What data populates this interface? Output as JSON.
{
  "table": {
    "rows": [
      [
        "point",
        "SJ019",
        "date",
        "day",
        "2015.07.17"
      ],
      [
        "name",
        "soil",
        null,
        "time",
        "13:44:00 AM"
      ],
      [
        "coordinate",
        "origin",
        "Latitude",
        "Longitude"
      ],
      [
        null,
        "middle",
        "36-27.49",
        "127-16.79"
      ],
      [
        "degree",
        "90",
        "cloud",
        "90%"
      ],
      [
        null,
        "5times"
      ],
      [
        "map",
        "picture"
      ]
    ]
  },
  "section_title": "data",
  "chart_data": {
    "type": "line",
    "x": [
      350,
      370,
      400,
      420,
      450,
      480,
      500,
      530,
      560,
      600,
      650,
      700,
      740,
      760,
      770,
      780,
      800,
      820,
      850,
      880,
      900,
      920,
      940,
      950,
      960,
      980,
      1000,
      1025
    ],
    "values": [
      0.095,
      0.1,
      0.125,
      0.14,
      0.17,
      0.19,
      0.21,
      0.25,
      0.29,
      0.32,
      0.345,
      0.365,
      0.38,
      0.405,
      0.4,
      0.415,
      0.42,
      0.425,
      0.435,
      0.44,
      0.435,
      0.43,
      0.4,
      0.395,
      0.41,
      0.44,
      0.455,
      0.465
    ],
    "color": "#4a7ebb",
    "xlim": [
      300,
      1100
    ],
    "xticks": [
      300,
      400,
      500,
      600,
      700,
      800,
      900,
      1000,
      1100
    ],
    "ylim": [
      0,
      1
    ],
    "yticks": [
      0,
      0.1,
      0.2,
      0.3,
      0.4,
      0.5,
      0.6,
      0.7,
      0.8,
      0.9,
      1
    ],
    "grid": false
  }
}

--

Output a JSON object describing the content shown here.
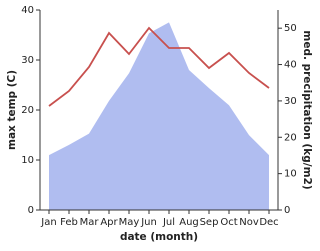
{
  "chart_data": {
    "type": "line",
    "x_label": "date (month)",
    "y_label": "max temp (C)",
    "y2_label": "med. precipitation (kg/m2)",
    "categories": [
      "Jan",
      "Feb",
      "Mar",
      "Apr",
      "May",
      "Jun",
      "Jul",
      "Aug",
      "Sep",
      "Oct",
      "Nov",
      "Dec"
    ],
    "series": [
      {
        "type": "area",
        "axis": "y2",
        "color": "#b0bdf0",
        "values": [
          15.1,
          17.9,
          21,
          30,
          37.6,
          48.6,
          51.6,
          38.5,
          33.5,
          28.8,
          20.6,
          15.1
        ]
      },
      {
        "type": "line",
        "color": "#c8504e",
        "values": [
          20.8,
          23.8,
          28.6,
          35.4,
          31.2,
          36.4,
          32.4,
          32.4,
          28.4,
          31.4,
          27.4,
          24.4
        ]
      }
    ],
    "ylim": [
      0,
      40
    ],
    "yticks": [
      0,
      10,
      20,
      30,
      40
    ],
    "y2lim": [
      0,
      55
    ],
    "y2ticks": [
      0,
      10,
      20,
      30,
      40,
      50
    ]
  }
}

--

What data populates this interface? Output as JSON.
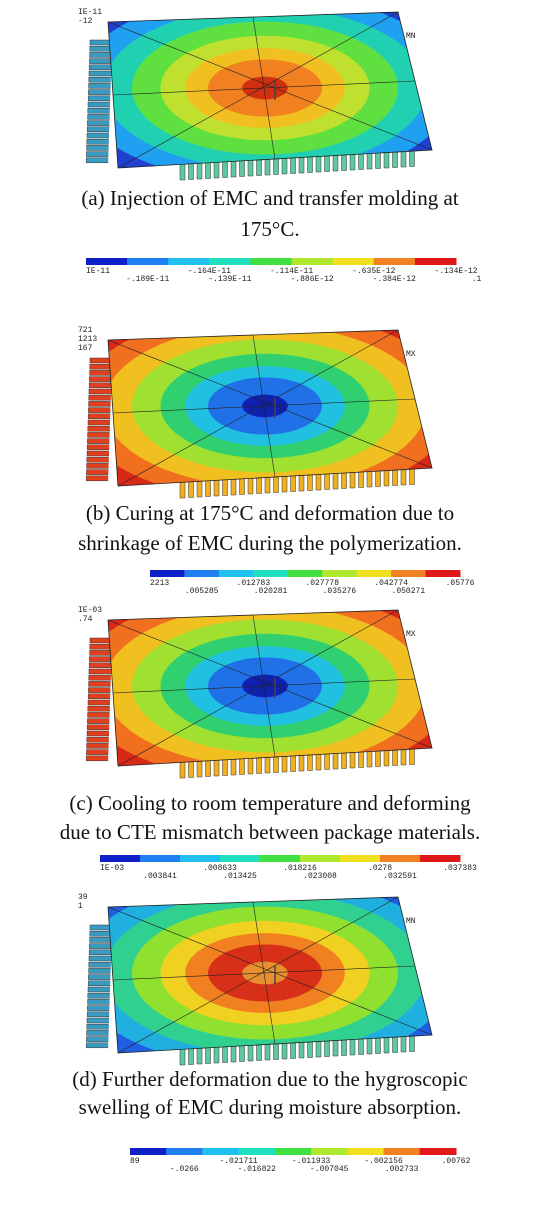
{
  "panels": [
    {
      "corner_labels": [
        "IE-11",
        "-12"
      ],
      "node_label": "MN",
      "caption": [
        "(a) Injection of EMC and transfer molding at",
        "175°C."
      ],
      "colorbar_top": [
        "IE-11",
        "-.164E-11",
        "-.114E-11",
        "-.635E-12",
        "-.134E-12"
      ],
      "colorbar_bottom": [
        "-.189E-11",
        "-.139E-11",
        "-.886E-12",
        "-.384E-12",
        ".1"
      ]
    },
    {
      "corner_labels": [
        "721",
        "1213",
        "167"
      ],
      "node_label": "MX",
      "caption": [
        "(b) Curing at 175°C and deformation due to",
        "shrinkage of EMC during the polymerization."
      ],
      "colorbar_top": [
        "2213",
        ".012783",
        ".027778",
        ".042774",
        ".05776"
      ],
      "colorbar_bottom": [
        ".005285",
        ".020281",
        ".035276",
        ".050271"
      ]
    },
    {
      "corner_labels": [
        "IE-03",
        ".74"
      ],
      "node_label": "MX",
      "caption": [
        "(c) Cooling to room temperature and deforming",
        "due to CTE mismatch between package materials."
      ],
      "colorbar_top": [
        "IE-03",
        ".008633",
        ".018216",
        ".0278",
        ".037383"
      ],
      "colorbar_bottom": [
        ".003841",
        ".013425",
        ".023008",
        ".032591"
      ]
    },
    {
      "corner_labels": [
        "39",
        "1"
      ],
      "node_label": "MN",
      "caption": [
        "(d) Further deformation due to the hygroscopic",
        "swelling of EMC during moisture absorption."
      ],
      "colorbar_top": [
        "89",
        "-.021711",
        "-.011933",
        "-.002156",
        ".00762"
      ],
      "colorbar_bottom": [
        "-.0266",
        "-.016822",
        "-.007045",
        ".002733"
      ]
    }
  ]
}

--

Select and copy each line from the data that includes the word "deformation".

**Solution to the problem**
        "(b) Curing at 175°C and deformation due to",
        "(d) Further deformation due to the hygroscopic",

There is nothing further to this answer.